Stated problem
Transcribe the material below exactly as it appears.

Data to process
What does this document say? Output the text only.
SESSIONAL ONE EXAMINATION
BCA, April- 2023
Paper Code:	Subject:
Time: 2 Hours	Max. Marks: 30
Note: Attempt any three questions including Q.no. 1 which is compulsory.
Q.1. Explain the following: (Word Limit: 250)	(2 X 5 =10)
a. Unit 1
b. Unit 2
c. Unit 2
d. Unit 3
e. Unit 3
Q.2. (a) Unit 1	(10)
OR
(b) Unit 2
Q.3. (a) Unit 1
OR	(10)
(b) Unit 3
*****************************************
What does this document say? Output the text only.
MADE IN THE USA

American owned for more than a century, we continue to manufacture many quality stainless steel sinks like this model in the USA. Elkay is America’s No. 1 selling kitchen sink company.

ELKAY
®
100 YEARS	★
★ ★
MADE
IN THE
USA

Exercise output
What does this document say? Output the text only.
SESSIONAL ONE EXAMINATION
BCA, April- 2023
Paper Code:	Subject:
Time: 2 Hours	Max. Marks: 30
Note: Attempt any three questions including Q.no. 1 which is compulsory.
Q.1. Explain the following: (Word Limit: 250)	(2 X 5 =10)
a. Unit 1
b. Unit 2
c. Unit 2
d. Unit 3
e. Unit 3
Q.2. (a) Unit 1	(10)
OR
(b) Unit 2
Q.3. (a) Unit 1
OR	(10)
(b) Unit 3
*****************************************
What does this document say? Output the text only.
MADE IN THE USA

American owned for more than a century, we continue to manufacture many quality stainless steel sinks like this model in the USA. Elkay is America’s No. 1 selling kitchen sink company.

ELKAY
®
100 YEARS	★
★ ★
MADE
IN THE
USA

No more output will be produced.